---------- Stored records
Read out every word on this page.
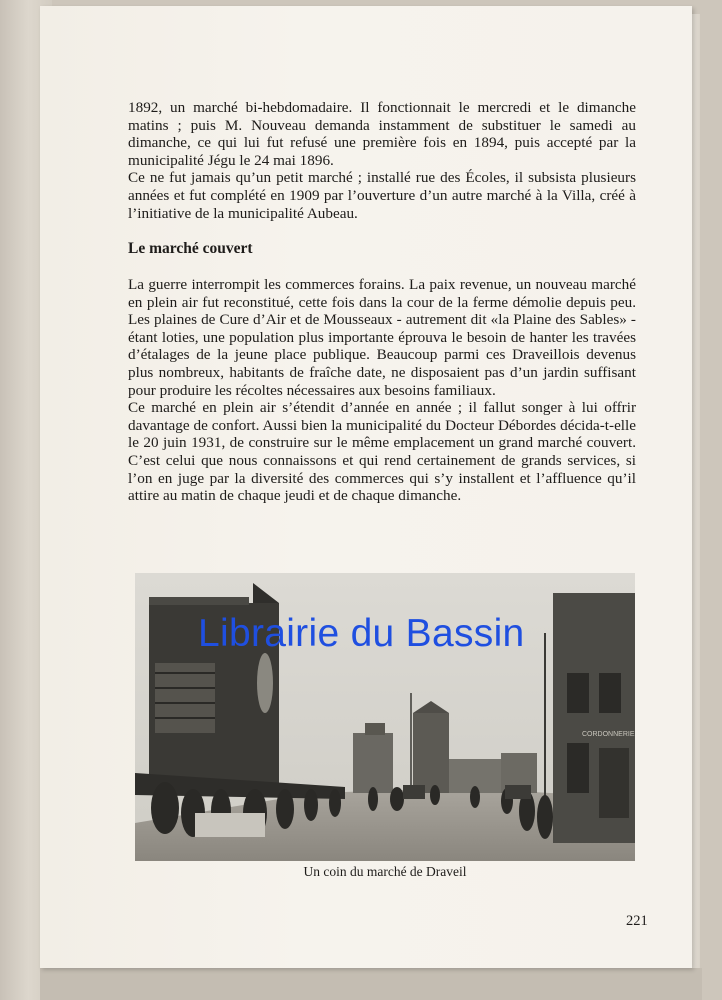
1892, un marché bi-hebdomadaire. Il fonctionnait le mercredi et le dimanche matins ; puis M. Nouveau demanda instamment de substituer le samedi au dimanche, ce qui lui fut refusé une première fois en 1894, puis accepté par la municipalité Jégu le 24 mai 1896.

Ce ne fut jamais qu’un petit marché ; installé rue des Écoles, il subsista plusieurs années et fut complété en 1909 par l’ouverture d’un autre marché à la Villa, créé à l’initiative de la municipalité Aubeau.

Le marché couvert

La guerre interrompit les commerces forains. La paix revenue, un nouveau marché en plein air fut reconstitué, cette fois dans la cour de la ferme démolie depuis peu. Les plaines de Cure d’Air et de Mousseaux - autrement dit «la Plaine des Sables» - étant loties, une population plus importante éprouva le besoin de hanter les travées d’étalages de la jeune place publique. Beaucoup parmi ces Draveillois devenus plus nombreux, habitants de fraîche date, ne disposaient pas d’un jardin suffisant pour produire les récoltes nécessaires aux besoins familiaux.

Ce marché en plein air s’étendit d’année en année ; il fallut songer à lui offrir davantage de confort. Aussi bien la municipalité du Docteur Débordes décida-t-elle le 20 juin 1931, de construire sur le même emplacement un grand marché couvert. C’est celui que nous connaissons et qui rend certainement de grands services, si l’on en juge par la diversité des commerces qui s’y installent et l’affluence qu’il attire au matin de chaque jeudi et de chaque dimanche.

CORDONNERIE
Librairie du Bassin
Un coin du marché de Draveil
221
--------------------
What is expected:
Copy the material shown above in full and exactly. Skip the pictures.

Completed task:
Read out every word on this page.
1892, un marché bi-hebdomadaire. Il fonctionnait le mercredi et le dimanche matins ; puis M. Nouveau demanda instamment de substituer le samedi au dimanche, ce qui lui fut refusé une première fois en 1894, puis accepté par la municipalité Jégu le 24 mai 1896.

Ce ne fut jamais qu’un petit marché ; installé rue des Écoles, il subsista plusieurs années et fut complété en 1909 par l’ouverture d’un autre marché à la Villa, créé à l’initiative de la municipalité Aubeau.

Le marché couvert

La guerre interrompit les commerces forains. La paix revenue, un nouveau marché en plein air fut reconstitué, cette fois dans la cour de la ferme démolie depuis peu. Les plaines de Cure d’Air et de Mousseaux - autrement dit «la Plaine des Sables» - étant loties, une population plus importante éprouva le besoin de hanter les travées d’étalages de la jeune place publique. Beaucoup parmi ces Draveillois devenus plus nombreux, habitants de fraîche date, ne disposaient pas d’un jardin suffisant pour produire les récoltes nécessaires aux besoins familiaux.

Ce marché en plein air s’étendit d’année en année ; il fallut songer à lui offrir davantage de confort. Aussi bien la municipalité du Docteur Débordes décida-t-elle le 20 juin 1931, de construire sur le même emplacement un grand marché couvert. C’est celui que nous connaissons et qui rend certainement de grands services, si l’on en juge par la diversité des commerces qui s’y installent et l’affluence qu’il attire au matin de chaque jeudi et de chaque dimanche.

CORDONNERIE
Librairie du Bassin
Un coin du marché de Draveil
221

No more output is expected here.